— WRITTEN PROBLEM —
Lines holding the string "title" are the ones to copy from this listing.

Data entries

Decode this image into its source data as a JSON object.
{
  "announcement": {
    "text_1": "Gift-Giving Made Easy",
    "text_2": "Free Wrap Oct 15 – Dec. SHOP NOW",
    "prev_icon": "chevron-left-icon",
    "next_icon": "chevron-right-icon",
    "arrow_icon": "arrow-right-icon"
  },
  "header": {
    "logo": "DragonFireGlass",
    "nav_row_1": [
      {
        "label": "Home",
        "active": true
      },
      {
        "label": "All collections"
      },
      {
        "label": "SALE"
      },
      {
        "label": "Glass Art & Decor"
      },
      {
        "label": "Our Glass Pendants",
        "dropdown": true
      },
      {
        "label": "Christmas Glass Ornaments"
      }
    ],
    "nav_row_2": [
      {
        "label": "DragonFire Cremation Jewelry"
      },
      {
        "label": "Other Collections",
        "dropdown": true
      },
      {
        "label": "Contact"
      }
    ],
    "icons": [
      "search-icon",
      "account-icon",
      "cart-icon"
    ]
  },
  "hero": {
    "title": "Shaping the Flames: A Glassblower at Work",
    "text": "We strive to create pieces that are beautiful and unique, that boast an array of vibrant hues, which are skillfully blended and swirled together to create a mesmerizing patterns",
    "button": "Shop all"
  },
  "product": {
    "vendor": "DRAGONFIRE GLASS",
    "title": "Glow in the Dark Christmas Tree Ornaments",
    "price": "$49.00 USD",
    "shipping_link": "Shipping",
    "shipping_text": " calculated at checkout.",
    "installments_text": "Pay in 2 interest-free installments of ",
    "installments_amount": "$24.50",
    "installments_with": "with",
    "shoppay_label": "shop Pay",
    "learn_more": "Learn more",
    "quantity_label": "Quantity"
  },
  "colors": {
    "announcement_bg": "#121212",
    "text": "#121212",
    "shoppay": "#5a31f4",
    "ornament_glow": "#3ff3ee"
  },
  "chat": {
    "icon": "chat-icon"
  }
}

— RESULT FOR THIS EXERCISE —
    "title": "Shaping the Flames: A Glassblower at Work",
    "title": "Glow in the Dark Christmas Tree Ornaments",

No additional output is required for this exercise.